#### Material shown ####
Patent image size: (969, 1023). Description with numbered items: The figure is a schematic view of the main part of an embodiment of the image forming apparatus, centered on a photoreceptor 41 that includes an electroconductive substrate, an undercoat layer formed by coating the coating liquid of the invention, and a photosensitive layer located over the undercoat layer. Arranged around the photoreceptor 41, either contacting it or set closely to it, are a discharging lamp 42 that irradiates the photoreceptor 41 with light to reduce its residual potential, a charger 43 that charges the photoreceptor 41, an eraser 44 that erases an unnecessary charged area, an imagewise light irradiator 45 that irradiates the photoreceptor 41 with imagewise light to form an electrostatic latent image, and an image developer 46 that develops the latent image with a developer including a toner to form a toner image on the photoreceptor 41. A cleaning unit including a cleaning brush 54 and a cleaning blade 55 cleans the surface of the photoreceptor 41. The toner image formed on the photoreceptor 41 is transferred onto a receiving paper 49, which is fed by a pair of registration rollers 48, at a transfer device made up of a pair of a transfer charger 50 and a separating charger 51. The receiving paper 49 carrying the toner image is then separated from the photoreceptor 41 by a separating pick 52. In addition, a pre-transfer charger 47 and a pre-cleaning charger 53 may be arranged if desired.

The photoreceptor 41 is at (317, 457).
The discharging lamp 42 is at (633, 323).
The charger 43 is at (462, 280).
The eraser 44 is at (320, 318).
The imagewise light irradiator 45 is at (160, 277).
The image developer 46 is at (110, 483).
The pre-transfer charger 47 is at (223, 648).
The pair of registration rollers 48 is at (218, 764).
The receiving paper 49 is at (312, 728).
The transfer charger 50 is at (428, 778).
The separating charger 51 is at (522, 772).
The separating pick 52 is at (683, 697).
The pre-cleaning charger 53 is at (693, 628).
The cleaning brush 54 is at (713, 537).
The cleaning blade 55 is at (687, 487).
####
Instruction: Rewrite the listing with "schematic view" swapped for "schematic diagram", leaving every other word the same.

Written response:
Patent image size: (969, 1023). Description with numbered items: The figure is a schematic diagram of the main part of an embodiment of the image forming apparatus, centered on a photoreceptor 41 that includes an electroconductive substrate, an undercoat layer formed by coating the coating liquid of the invention, and a photosensitive layer located over the undercoat layer. Arranged around the photoreceptor 41, either contacting it or set closely to it, are a discharging lamp 42 that irradiates the photoreceptor 41 with light to reduce its residual potential, a charger 43 that charges the photoreceptor 41, an eraser 44 that erases an unnecessary charged area, an imagewise light irradiator 45 that irradiates the photoreceptor 41 with imagewise light to form an electrostatic latent image, and an image developer 46 that develops the latent image with a developer including a toner to form a toner image on the photoreceptor 41. A cleaning unit including a cleaning brush 54 and a cleaning blade 55 cleans the surface of the photoreceptor 41. The toner image formed on the photoreceptor 41 is transferred onto a receiving paper 49, which is fed by a pair of registration rollers 48, at a transfer device made up of a pair of a transfer charger 50 and a separating charger 51. The receiving paper 49 carrying the toner image is then separated from the photoreceptor 41 by a separating pick 52. In addition, a pre-transfer charger 47 and a pre-cleaning charger 53 may be arranged if desired.

The photoreceptor 41 is at (317, 457).
The discharging lamp 42 is at (633, 323).
The charger 43 is at (462, 280).
The eraser 44 is at (320, 318).
The imagewise light irradiator 45 is at (160, 277).
The image developer 46 is at (110, 483).
The pre-transfer charger 47 is at (223, 648).
The pair of registration rollers 48 is at (218, 764).
The receiving paper 49 is at (312, 728).
The transfer charger 50 is at (428, 778).
The separating charger 51 is at (522, 772).
The separating pick 52 is at (683, 697).
The pre-cleaning charger 53 is at (693, 628).
The cleaning brush 54 is at (713, 537).
The cleaning blade 55 is at (687, 487).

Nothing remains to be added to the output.